▶ [Problem to solve]:
Reproduce the entries below in full, word for word.

▶ [Dataset]:
----

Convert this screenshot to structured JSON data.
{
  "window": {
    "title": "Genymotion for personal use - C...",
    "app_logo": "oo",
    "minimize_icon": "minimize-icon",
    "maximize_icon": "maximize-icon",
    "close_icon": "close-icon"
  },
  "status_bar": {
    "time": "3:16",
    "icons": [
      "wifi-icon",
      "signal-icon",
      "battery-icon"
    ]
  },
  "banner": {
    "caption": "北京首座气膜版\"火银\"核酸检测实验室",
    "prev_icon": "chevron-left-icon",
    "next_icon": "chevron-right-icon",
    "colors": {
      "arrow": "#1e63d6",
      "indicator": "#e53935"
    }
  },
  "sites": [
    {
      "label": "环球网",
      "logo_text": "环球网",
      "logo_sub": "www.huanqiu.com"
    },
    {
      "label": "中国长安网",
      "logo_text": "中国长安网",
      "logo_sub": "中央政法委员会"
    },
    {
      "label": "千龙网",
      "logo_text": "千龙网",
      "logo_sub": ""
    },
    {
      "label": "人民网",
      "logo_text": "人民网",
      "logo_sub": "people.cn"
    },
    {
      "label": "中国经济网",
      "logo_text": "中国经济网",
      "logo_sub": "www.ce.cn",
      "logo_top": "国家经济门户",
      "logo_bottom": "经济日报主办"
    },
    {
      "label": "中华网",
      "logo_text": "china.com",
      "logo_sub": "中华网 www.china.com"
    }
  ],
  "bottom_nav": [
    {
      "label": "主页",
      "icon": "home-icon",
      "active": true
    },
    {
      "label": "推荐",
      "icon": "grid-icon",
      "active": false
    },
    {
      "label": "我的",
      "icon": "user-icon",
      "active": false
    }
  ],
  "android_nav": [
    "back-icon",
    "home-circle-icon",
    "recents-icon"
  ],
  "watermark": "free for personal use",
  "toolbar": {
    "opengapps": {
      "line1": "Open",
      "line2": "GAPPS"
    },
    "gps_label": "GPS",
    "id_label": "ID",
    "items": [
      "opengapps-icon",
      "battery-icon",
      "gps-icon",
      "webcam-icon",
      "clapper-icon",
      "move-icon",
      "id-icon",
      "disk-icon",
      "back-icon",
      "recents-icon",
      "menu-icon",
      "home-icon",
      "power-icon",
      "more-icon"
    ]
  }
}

----

▶ [Result for this exercise]:
Convert this screenshot to structured JSON data.
{
  "window": {
    "title": "Genymotion for personal use - C...",
    "app_logo": "oo",
    "minimize_icon": "minimize-icon",
    "maximize_icon": "maximize-icon",
    "close_icon": "close-icon"
  },
  "status_bar": {
    "time": "3:16",
    "icons": [
      "wifi-icon",
      "signal-icon",
      "battery-icon"
    ]
  },
  "banner": {
    "caption": "北京首座气膜版\"火银\"核酸检测实验室",
    "prev_icon": "chevron-left-icon",
    "next_icon": "chevron-right-icon",
    "colors": {
      "arrow": "#1e63d6",
      "indicator": "#e53935"
    }
  },
  "sites": [
    {
      "label": "环球网",
      "logo_text": "环球网",
      "logo_sub": "www.huanqiu.com"
    },
    {
      "label": "中国长安网",
      "logo_text": "中国长安网",
      "logo_sub": "中央政法委员会"
    },
    {
      "label": "千龙网",
      "logo_text": "千龙网",
      "logo_sub": ""
    },
    {
      "label": "人民网",
      "logo_text": "人民网",
      "logo_sub": "people.cn"
    },
    {
      "label": "中国经济网",
      "logo_text": "中国经济网",
      "logo_sub": "www.ce.cn",
      "logo_top": "国家经济门户",
      "logo_bottom": "经济日报主办"
    },
    {
      "label": "中华网",
      "logo_text": "china.com",
      "logo_sub": "中华网 www.china.com"
    }
  ],
  "bottom_nav": [
    {
      "label": "主页",
      "icon": "home-icon",
      "active": true
    },
    {
      "label": "推荐",
      "icon": "grid-icon",
      "active": false
    },
    {
      "label": "我的",
      "icon": "user-icon",
      "active": false
    }
  ],
  "android_nav": [
    "back-icon",
    "home-circle-icon",
    "recents-icon"
  ],
  "watermark": "free for personal use",
  "toolbar": {
    "opengapps": {
      "line1": "Open",
      "line2": "GAPPS"
    },
    "gps_label": "GPS",
    "id_label": "ID",
    "items": [
      "opengapps-icon",
      "battery-icon",
      "gps-icon",
      "webcam-icon",
      "clapper-icon",
      "move-icon",
      "id-icon",
      "disk-icon",
      "back-icon",
      "recents-icon",
      "menu-icon",
      "home-icon",
      "power-icon",
      "more-icon"
    ]
  }
}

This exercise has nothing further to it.